**Task objective:**
Leave out the pictures and copy everything else below exactly.

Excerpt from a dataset
((

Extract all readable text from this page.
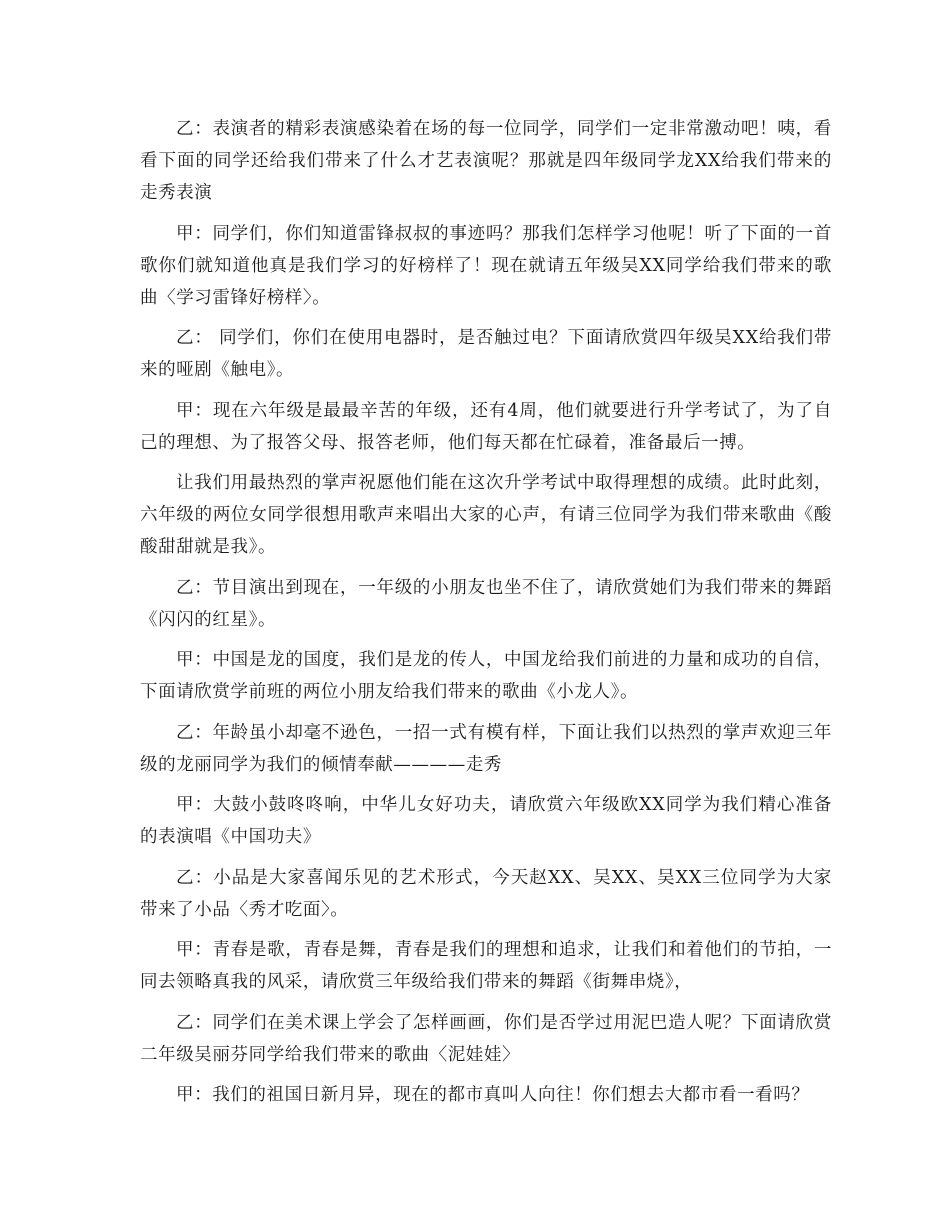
乙：表演者的精彩表演感染着在场的每一位同学，同学们一定非常激动吧！咦，看看下面的同学还给我们带来了什么才艺表演呢？那就是四年级同学龙XX给我们带来的走秀表演

甲：同学们，你们知道雷锋叔叔的事迹吗？那我们怎样学习他呢！听了下面的一首歌你们就知道他真是我们学习的好榜样了！现在就请五年级吴XX同学给我们带来的歌曲〈学习雷锋好榜样〉。

乙： 同学们，你们在使用电器时，是否触过电？下面请欣赏四年级吴XX给我们带来的哑剧《触电》。

甲：现在六年级是最最辛苦的年级，还有4周，他们就要进行升学考试了，为了自己的理想、为了报答父母、报答老师，他们每天都在忙碌着，准备最后一搏。

让我们用最热烈的掌声祝愿他们能在这次升学考试中取得理想的成绩。此时此刻，六年级的两位女同学很想用歌声来唱出大家的心声，有请三位同学为我们带来歌曲《酸酸甜甜就是我》。

乙：节目演出到现在，一年级的小朋友也坐不住了，请欣赏她们为我们带来的舞蹈《闪闪的红星》。

甲：中国是龙的国度，我们是龙的传人，中国龙给我们前进的力量和成功的自信，下面请欣赏学前班的两位小朋友给我们带来的歌曲《小龙人》。

乙：年龄虽小却毫不逊色，一招一式有模有样，下面让我们以热烈的掌声欢迎三年级的龙丽同学为我们的倾情奉献————走秀

甲：大鼓小鼓咚咚响，中华儿女好功夫，请欣赏六年级欧XX同学为我们精心准备的表演唱《中国功夫》

乙：小品是大家喜闻乐见的艺术形式，今天赵XX、吴XX、吴XX三位同学为大家带来了小品〈秀才吃面〉。

甲：青春是歌，青春是舞，青春是我们的理想和追求，让我们和着他们的节拍，一同去领略真我的风采，请欣赏三年级给我们带来的舞蹈《街舞串烧》，

乙：同学们在美术课上学会了怎样画画，你们是否学过用泥巴造人呢？下面请欣赏二年级吴丽芬同学给我们带来的歌曲〈泥娃娃〉

甲：我们的祖国日新月异，现在的都市真叫人向往！你们想去大都市看一看吗？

))

**Response for this exercise:**
Extract all readable text from this page.
乙：表演者的精彩表演感染着在场的每一位同学，同学们一定非常激动吧！咦，看看下面的同学还给我们带来了什么才艺表演呢？那就是四年级同学龙XX给我们带来的走秀表演

甲：同学们，你们知道雷锋叔叔的事迹吗？那我们怎样学习他呢！听了下面的一首歌你们就知道他真是我们学习的好榜样了！现在就请五年级吴XX同学给我们带来的歌曲〈学习雷锋好榜样〉。

乙： 同学们，你们在使用电器时，是否触过电？下面请欣赏四年级吴XX给我们带来的哑剧《触电》。

甲：现在六年级是最最辛苦的年级，还有4周，他们就要进行升学考试了，为了自己的理想、为了报答父母、报答老师，他们每天都在忙碌着，准备最后一搏。

让我们用最热烈的掌声祝愿他们能在这次升学考试中取得理想的成绩。此时此刻，六年级的两位女同学很想用歌声来唱出大家的心声，有请三位同学为我们带来歌曲《酸酸甜甜就是我》。

乙：节目演出到现在，一年级的小朋友也坐不住了，请欣赏她们为我们带来的舞蹈《闪闪的红星》。

甲：中国是龙的国度，我们是龙的传人，中国龙给我们前进的力量和成功的自信，下面请欣赏学前班的两位小朋友给我们带来的歌曲《小龙人》。

乙：年龄虽小却毫不逊色，一招一式有模有样，下面让我们以热烈的掌声欢迎三年级的龙丽同学为我们的倾情奉献————走秀

甲：大鼓小鼓咚咚响，中华儿女好功夫，请欣赏六年级欧XX同学为我们精心准备的表演唱《中国功夫》

乙：小品是大家喜闻乐见的艺术形式，今天赵XX、吴XX、吴XX三位同学为大家带来了小品〈秀才吃面〉。

甲：青春是歌，青春是舞，青春是我们的理想和追求，让我们和着他们的节拍，一同去领略真我的风采，请欣赏三年级给我们带来的舞蹈《街舞串烧》，

乙：同学们在美术课上学会了怎样画画，你们是否学过用泥巴造人呢？下面请欣赏二年级吴丽芬同学给我们带来的歌曲〈泥娃娃〉

甲：我们的祖国日新月异，现在的都市真叫人向往！你们想去大都市看一看吗？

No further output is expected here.